= Exercise =
Gather all lines in the records below that include the word "并负责本区临时应急事务的处理".
※ ※ ※
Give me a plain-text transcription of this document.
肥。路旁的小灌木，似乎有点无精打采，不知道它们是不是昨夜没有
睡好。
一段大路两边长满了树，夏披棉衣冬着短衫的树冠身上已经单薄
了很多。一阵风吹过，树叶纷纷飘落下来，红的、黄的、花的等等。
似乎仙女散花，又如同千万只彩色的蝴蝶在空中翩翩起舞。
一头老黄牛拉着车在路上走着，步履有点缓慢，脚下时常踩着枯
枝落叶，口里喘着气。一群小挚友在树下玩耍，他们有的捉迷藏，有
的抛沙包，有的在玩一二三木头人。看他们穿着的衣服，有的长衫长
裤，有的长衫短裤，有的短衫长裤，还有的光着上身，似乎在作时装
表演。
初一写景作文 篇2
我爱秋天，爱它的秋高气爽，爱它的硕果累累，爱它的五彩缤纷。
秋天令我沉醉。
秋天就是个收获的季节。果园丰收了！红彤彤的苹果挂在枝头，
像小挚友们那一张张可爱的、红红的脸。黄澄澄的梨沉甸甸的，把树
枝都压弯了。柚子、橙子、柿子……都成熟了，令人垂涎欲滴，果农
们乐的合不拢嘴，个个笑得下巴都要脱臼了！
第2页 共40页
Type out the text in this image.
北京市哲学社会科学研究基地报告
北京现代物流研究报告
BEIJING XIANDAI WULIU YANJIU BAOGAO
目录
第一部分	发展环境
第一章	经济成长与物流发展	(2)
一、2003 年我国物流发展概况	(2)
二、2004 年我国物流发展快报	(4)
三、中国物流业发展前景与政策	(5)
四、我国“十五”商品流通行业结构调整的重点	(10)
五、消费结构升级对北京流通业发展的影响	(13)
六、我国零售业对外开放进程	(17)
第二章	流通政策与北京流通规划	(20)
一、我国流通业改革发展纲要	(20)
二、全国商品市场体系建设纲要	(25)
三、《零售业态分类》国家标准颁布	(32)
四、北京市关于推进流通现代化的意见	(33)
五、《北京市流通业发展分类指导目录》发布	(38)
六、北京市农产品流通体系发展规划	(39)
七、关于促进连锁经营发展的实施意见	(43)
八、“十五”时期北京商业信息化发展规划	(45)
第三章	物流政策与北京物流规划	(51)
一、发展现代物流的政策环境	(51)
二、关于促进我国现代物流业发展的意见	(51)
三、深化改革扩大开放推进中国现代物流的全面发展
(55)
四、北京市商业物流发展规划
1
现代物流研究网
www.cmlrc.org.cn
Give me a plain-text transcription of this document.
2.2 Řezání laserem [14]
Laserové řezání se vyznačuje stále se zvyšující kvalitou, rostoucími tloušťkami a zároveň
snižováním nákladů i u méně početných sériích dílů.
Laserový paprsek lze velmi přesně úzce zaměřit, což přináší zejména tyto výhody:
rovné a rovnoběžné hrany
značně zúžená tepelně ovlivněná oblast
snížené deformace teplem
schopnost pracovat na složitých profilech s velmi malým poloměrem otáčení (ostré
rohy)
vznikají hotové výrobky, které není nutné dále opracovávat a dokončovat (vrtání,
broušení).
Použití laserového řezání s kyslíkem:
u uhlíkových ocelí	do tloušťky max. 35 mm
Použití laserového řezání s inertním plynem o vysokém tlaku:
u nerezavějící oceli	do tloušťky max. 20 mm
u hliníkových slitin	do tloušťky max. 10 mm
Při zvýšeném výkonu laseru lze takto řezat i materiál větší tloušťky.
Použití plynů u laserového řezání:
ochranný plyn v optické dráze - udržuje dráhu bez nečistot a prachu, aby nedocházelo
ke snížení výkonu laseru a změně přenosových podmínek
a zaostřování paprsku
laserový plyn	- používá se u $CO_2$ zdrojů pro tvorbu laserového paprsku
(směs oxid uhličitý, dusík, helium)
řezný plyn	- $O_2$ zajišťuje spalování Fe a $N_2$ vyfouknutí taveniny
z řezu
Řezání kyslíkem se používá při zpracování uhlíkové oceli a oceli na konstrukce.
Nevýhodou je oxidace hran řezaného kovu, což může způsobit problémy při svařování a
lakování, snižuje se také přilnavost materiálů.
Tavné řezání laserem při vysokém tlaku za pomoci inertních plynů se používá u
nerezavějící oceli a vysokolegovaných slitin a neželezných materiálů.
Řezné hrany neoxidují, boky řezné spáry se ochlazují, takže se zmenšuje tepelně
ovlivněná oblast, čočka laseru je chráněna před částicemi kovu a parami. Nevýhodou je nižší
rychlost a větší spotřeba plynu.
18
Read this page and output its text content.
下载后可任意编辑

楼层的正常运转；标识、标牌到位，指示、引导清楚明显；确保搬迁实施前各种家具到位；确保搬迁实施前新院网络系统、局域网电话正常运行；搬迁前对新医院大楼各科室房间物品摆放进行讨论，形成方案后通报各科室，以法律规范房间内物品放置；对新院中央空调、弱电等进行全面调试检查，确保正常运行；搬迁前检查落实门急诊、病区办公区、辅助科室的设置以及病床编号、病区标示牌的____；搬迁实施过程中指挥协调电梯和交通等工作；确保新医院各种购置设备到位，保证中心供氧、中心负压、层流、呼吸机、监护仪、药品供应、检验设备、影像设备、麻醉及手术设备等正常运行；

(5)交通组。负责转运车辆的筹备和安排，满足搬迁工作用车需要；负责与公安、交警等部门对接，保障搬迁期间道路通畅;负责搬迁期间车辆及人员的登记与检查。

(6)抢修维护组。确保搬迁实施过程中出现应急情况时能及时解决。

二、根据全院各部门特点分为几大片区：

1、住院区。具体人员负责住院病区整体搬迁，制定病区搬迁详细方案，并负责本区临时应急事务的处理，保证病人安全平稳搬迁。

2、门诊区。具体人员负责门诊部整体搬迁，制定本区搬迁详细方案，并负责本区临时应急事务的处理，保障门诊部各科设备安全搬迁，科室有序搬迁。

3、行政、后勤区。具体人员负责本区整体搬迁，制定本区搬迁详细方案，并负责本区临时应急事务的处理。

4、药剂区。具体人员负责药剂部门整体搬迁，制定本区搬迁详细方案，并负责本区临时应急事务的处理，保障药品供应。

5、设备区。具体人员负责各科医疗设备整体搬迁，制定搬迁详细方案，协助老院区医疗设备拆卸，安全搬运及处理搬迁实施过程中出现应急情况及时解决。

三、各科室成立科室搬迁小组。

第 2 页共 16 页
※ ※ ※
= Task response =
1、住院区。具体人员负责住院病区整体搬迁，制定病区搬迁详细方案，并负责本区临时应急事务的处理，保证病人安全平稳搬迁。
2、门诊区。具体人员负责门诊部整体搬迁，制定本区搬迁详细方案，并负责本区临时应急事务的处理，保障门诊部各科设备安全搬迁，科室有序搬迁。
3、行政、后勤区。具体人员负责本区整体搬迁，制定本区搬迁详细方案，并负责本区临时应急事务的处理。
4、药剂区。具体人员负责药剂部门整体搬迁，制定本区搬迁详细方案，并负责本区临时应急事务的处理，保障药品供应。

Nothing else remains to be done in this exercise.